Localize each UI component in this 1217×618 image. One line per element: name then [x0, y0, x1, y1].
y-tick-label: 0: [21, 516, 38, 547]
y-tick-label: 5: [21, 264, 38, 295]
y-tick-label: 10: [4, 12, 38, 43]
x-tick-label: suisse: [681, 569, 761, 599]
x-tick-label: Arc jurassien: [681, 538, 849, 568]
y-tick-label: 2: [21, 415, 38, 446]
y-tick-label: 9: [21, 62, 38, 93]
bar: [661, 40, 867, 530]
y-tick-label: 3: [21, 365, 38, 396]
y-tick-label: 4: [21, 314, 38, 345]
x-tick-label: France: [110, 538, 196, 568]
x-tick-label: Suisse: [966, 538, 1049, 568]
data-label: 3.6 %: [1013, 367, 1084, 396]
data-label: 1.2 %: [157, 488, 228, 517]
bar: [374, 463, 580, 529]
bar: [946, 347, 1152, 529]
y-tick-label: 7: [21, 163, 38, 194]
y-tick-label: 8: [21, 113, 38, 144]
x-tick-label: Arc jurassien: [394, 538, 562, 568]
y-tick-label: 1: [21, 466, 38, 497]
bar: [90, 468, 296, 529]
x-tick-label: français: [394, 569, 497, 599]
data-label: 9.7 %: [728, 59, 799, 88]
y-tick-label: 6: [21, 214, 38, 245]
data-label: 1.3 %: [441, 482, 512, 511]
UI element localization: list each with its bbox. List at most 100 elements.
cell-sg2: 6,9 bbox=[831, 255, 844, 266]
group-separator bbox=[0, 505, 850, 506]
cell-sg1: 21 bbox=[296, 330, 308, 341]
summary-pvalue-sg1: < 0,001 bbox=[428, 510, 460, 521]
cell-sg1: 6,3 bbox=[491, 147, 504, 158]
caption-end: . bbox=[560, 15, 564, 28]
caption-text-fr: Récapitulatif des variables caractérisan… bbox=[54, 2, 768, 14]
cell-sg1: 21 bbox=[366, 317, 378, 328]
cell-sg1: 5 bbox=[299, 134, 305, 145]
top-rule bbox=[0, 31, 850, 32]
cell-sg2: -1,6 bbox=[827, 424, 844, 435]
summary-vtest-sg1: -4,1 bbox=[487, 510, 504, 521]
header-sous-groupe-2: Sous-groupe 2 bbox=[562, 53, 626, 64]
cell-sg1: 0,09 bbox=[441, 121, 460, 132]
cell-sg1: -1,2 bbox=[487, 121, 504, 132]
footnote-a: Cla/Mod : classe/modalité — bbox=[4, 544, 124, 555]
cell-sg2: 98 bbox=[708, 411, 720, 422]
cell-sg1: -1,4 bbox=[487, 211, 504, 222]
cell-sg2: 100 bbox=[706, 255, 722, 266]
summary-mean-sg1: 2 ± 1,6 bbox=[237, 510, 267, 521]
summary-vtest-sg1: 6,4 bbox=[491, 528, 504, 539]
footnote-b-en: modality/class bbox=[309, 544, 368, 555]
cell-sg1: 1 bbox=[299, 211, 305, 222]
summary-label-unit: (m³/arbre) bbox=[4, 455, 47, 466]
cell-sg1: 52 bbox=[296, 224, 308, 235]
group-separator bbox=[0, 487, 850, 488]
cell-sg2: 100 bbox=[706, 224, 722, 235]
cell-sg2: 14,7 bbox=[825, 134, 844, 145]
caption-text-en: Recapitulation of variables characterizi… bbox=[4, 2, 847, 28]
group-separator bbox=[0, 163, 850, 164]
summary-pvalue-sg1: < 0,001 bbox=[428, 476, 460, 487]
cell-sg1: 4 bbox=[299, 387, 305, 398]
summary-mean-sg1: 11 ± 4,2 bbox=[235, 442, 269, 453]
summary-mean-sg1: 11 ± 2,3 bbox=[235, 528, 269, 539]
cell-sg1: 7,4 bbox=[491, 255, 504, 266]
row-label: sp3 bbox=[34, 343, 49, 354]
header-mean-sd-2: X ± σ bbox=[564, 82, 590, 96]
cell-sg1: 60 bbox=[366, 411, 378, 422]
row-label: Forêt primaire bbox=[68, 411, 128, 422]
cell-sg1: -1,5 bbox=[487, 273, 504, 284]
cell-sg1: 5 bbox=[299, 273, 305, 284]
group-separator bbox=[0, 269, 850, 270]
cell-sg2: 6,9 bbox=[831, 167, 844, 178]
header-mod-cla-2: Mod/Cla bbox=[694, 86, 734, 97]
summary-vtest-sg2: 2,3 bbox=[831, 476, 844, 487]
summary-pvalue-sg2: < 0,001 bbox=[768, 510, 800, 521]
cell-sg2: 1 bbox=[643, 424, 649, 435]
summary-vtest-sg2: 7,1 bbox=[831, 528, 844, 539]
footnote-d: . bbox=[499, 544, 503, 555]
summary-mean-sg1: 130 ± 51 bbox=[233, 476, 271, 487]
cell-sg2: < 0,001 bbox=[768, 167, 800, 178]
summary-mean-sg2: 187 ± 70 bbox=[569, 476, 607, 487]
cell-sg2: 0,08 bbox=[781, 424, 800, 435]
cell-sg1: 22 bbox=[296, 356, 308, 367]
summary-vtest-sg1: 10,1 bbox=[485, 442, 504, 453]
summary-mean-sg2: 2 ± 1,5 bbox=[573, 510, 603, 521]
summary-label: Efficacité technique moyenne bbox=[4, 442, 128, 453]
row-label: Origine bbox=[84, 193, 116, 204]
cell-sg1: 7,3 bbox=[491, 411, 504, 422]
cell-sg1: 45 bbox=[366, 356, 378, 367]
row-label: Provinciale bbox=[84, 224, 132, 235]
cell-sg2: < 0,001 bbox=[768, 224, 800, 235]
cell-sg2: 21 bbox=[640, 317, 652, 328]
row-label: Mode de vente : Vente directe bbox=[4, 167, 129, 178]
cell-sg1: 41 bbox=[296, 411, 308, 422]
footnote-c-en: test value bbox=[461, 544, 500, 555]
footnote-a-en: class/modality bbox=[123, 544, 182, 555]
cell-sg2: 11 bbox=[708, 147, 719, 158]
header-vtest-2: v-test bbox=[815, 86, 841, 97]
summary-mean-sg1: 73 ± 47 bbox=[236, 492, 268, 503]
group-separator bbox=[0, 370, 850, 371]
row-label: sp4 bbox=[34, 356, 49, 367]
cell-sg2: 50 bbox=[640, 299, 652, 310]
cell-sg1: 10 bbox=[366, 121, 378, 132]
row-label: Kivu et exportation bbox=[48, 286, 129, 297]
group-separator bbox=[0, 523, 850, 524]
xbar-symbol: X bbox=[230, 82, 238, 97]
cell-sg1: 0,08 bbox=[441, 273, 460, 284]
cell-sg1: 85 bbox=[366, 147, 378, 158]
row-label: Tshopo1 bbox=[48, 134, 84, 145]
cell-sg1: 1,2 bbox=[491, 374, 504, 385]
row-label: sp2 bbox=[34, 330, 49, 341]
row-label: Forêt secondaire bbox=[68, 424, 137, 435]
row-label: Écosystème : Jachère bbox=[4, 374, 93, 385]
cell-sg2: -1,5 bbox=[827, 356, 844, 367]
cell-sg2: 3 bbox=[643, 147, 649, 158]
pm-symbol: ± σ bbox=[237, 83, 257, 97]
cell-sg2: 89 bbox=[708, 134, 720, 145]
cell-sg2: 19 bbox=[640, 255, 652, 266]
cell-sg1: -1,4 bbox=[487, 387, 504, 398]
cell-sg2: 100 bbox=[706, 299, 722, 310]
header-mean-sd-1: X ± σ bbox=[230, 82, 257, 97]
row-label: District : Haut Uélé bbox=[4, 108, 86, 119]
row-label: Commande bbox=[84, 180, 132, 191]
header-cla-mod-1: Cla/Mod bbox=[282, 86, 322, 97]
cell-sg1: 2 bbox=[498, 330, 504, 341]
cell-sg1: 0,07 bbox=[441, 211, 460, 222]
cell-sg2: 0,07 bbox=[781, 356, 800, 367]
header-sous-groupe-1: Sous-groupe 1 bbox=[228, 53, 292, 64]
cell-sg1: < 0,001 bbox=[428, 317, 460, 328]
----
*WHAT YOU NEED TO DO:*
Copy out, unchanged, everything from the start of the records down to the line containing "y-tick-label: 9: [21, 62, 38, 93]", including both of those lines.

*FINISHED EXERCISE:*
Localize each UI component in this 1217×618 image. One line per element: name then [x0, y0, x1, y1].
y-tick-label: 0: [21, 516, 38, 547]
y-tick-label: 5: [21, 264, 38, 295]
y-tick-label: 10: [4, 12, 38, 43]
x-tick-label: suisse: [681, 569, 761, 599]
x-tick-label: Arc jurassien: [681, 538, 849, 568]
y-tick-label: 2: [21, 415, 38, 446]
y-tick-label: 9: [21, 62, 38, 93]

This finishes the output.